[Stored data entries]
[Start]
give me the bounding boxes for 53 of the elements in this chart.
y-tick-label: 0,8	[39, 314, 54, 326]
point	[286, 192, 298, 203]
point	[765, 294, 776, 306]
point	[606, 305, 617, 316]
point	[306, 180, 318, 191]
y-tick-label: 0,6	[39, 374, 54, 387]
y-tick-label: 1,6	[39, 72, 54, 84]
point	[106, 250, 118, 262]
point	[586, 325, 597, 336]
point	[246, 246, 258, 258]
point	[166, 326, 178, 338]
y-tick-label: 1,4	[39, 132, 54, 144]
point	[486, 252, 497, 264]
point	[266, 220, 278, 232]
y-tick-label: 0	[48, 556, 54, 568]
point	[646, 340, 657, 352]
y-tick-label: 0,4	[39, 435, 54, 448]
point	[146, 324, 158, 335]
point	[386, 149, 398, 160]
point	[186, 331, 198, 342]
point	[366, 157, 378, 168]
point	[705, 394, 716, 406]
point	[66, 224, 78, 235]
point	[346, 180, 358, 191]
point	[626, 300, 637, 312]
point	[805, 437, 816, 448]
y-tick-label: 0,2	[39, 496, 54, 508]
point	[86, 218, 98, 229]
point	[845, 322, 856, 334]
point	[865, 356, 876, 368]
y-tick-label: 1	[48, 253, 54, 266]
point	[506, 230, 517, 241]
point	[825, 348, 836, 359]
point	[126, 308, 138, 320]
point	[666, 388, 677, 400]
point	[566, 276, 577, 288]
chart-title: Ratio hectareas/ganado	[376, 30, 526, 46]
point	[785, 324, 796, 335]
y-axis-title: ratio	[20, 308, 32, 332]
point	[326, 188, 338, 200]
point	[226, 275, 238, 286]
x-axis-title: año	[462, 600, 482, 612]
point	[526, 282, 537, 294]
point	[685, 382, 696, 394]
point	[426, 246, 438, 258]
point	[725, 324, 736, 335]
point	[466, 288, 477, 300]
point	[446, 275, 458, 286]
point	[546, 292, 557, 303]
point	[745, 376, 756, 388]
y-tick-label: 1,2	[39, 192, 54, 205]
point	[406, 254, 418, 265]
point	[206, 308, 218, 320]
[End]
Rewrite the items above with every "point" replaced by "dot", leaving everything else unchanged.

*TASK RESULT*:
give me the bounding boxes for 53 of the elements in this chart.
y-tick-label: 0,8	[39, 314, 54, 326]
dot	[286, 192, 298, 203]
dot	[765, 294, 776, 306]
dot	[606, 305, 617, 316]
dot	[306, 180, 318, 191]
y-tick-label: 0,6	[39, 374, 54, 387]
y-tick-label: 1,6	[39, 72, 54, 84]
dot	[106, 250, 118, 262]
dot	[586, 325, 597, 336]
dot	[246, 246, 258, 258]
dot	[166, 326, 178, 338]
y-tick-label: 1,4	[39, 132, 54, 144]
dot	[486, 252, 497, 264]
dot	[266, 220, 278, 232]
y-tick-label: 0	[48, 556, 54, 568]
dot	[646, 340, 657, 352]
y-tick-label: 0,4	[39, 435, 54, 448]
dot	[146, 324, 158, 335]
dot	[386, 149, 398, 160]
dot	[186, 331, 198, 342]
dot	[366, 157, 378, 168]
dot	[705, 394, 716, 406]
dot	[66, 224, 78, 235]
dot	[346, 180, 358, 191]
dot	[626, 300, 637, 312]
dot	[805, 437, 816, 448]
y-tick-label: 0,2	[39, 496, 54, 508]
dot	[86, 218, 98, 229]
dot	[845, 322, 856, 334]
dot	[865, 356, 876, 368]
y-tick-label: 1	[48, 253, 54, 266]
dot	[506, 230, 517, 241]
dot	[825, 348, 836, 359]
dot	[126, 308, 138, 320]
dot	[666, 388, 677, 400]
dot	[566, 276, 577, 288]
chart-title: Ratio hectareas/ganado	[376, 30, 526, 46]
dot	[785, 324, 796, 335]
y-axis-title: ratio	[20, 308, 32, 332]
dot	[326, 188, 338, 200]
dot	[226, 275, 238, 286]
x-axis-title: año	[462, 600, 482, 612]
dot	[526, 282, 537, 294]
dot	[685, 382, 696, 394]
dot	[426, 246, 438, 258]
dot	[725, 324, 736, 335]
dot	[466, 288, 477, 300]
dot	[446, 275, 458, 286]
dot	[546, 292, 557, 303]
dot	[745, 376, 756, 388]
y-tick-label: 1,2	[39, 192, 54, 205]
dot	[406, 254, 418, 265]
dot	[206, 308, 218, 320]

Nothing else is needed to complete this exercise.